▶ _What the exercise asks_:
Go through the material below and copy each line where the word "name" appears.

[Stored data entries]
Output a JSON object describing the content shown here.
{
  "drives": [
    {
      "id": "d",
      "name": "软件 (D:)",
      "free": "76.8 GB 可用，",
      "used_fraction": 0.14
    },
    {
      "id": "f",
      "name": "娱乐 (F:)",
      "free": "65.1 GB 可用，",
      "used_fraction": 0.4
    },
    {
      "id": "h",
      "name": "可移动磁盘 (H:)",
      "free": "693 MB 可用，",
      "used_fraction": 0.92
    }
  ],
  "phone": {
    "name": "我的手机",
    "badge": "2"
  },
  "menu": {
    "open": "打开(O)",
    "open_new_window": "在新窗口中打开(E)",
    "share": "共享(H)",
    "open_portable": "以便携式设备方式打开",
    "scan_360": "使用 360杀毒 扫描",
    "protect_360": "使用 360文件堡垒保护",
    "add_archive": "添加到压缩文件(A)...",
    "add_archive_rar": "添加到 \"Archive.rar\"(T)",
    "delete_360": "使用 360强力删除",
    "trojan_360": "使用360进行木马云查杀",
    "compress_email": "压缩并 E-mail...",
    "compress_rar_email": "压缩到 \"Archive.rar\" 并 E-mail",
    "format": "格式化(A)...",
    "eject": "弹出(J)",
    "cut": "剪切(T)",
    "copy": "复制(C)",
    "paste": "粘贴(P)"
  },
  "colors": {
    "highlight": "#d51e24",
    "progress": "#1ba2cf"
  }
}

▶ _Output below_:
      "name": "软件 (D:)",
      "name": "娱乐 (F:)",
      "name": "可移动磁盘 (H:)",
    "name": "我的手机",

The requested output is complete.